_ASSIGNMENT:_ If a line in the entries below includes "Jäger", show that line.

____ DATA LISTING

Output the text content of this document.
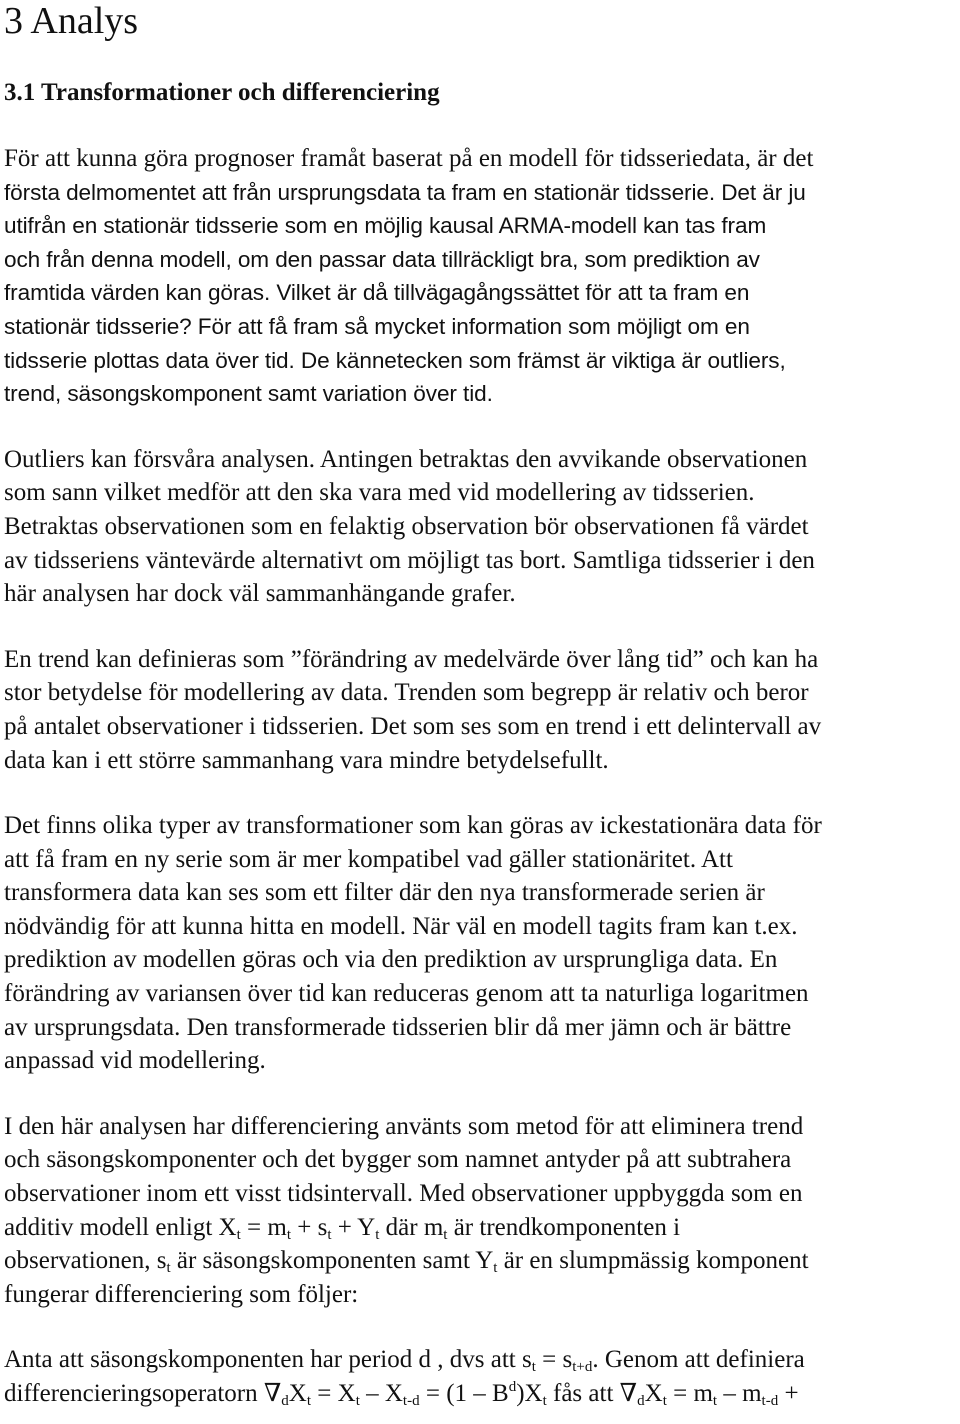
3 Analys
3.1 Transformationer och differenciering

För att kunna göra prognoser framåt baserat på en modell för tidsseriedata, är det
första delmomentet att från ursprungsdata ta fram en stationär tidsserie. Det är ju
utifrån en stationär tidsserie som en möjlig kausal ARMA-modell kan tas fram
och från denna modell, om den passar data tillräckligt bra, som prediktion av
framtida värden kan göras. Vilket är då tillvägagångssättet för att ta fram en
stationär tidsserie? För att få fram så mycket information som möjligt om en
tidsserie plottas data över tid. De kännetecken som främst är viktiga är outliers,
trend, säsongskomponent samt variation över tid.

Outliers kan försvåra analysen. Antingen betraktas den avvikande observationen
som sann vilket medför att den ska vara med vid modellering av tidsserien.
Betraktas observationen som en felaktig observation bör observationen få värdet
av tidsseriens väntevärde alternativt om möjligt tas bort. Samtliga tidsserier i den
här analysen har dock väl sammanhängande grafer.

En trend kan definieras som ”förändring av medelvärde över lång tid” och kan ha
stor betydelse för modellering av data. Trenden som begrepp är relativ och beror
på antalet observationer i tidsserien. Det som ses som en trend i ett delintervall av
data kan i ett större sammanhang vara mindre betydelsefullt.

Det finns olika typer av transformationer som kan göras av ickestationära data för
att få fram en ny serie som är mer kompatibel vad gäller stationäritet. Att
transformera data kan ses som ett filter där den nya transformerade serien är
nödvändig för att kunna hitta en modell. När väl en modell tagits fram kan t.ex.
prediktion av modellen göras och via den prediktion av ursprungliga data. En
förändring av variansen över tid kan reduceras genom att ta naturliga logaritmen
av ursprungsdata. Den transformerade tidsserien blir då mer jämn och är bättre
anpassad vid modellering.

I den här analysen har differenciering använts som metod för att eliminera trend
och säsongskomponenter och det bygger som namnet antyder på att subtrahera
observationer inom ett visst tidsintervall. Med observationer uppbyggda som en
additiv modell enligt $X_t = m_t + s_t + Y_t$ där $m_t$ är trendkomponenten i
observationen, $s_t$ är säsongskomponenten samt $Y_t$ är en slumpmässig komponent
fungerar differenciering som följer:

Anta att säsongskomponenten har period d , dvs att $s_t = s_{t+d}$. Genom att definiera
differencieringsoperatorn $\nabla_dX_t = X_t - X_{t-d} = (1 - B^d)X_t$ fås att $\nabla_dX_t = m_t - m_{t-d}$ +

________
____ DATA LISTING

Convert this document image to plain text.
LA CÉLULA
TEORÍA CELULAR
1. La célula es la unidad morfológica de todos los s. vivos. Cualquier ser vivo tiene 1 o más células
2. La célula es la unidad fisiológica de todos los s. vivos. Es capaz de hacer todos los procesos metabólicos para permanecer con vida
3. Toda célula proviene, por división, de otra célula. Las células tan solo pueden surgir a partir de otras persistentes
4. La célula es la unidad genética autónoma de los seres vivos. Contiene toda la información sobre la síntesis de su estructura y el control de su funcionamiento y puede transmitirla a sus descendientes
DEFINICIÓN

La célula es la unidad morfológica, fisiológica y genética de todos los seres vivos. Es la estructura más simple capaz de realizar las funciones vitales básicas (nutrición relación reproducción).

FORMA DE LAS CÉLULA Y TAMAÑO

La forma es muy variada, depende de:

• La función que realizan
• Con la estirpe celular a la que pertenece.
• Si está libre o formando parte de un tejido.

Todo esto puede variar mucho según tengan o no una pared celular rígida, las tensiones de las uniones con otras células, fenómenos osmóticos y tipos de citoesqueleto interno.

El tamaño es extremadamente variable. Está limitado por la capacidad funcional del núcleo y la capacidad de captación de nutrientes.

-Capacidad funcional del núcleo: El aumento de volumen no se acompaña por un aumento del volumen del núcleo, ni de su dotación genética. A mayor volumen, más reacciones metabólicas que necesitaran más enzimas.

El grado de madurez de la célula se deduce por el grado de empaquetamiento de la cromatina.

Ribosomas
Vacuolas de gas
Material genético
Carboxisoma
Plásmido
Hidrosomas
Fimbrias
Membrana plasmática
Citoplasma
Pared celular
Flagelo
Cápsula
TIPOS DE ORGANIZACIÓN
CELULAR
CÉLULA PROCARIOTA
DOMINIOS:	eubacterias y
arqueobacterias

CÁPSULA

________
____ DATA LISTING

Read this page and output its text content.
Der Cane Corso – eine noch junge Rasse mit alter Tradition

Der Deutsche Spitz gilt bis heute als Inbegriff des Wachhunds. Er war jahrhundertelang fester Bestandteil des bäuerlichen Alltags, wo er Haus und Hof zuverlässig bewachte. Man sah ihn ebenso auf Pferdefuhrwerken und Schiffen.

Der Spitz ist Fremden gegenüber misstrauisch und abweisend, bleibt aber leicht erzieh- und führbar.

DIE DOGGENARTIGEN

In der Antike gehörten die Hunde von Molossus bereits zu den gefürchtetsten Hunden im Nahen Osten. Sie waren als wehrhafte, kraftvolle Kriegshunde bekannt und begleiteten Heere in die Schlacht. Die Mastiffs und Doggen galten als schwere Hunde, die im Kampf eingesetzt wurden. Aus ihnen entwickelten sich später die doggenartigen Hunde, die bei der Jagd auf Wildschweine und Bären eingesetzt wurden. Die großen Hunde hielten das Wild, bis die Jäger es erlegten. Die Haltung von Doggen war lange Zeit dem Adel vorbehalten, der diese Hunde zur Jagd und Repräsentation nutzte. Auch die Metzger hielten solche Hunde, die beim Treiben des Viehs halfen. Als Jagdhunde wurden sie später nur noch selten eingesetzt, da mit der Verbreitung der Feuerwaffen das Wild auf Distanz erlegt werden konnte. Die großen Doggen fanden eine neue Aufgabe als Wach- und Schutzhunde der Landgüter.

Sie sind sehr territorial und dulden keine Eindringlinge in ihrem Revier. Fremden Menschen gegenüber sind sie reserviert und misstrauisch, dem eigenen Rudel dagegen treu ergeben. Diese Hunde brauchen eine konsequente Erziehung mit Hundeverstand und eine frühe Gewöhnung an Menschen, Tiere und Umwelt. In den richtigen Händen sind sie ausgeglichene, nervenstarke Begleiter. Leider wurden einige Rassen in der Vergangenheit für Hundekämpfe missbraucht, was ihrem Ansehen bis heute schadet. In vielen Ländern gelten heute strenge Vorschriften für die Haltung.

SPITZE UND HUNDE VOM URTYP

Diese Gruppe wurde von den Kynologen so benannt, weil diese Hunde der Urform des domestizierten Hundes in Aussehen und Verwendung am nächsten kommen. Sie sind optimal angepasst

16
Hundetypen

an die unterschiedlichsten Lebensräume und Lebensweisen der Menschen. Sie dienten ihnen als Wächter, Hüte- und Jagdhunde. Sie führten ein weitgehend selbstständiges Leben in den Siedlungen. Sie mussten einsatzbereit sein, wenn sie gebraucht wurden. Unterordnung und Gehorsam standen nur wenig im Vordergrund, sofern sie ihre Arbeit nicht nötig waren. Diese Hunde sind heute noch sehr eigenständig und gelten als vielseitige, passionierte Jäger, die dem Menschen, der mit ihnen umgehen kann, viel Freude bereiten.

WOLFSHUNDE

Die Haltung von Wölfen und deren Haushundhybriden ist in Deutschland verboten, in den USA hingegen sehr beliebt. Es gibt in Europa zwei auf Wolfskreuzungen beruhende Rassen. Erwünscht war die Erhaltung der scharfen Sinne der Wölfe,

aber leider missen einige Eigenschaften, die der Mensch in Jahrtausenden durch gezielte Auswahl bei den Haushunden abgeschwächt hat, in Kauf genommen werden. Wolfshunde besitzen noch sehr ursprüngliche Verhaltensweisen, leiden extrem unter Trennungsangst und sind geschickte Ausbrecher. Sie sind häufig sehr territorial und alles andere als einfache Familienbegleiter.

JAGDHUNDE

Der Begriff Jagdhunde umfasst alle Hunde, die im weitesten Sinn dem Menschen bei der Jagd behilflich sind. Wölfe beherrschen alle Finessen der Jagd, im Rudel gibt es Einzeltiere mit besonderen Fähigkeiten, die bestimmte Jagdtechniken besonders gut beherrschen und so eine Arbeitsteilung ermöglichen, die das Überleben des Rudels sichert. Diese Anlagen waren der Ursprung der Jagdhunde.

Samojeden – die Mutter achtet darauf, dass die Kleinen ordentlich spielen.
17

________

_EXERCISE ANSWER:_
In der Antike gehörten die Hunde von Molossus bereits zu den gefürchtetsten Hunden im Nahen Osten. Sie waren als wehrhafte, kraftvolle Kriegshunde bekannt und begleiteten Heere in die Schlacht. Die Mastiffs und Doggen galten als schwere Hunde, die im Kampf eingesetzt wurden. Aus ihnen entwickelten sich später die doggenartigen Hunde, die bei der Jagd auf Wildschweine und Bären eingesetzt wurden. Die großen Hunde hielten das Wild, bis die Jäger es erlegten. Die Haltung von Doggen war lange Zeit dem Adel vorbehalten, der diese Hunde zur Jagd und Repräsentation nutzte. Auch die Metzger hielten solche Hunde, die beim Treiben des Viehs halfen. Als Jagdhunde wurden sie später nur noch selten eingesetzt, da mit der Verbreitung der Feuerwaffen das Wild auf Distanz erlegt werden konnte. Die großen Doggen fanden eine neue Aufgabe als Wach- und Schutzhunde der Landgüter.
an die unterschiedlichsten Lebensräume und Lebensweisen der Menschen. Sie dienten ihnen als Wächter, Hüte- und Jagdhunde. Sie führten ein weitgehend selbstständiges Leben in den Siedlungen. Sie mussten einsatzbereit sein, wenn sie gebraucht wurden. Unterordnung und Gehorsam standen nur wenig im Vordergrund, sofern sie ihre Arbeit nicht nötig waren. Diese Hunde sind heute noch sehr eigenständig und gelten als vielseitige, passionierte Jäger, die dem Menschen, der mit ihnen umgehen kann, viel Freude bereiten.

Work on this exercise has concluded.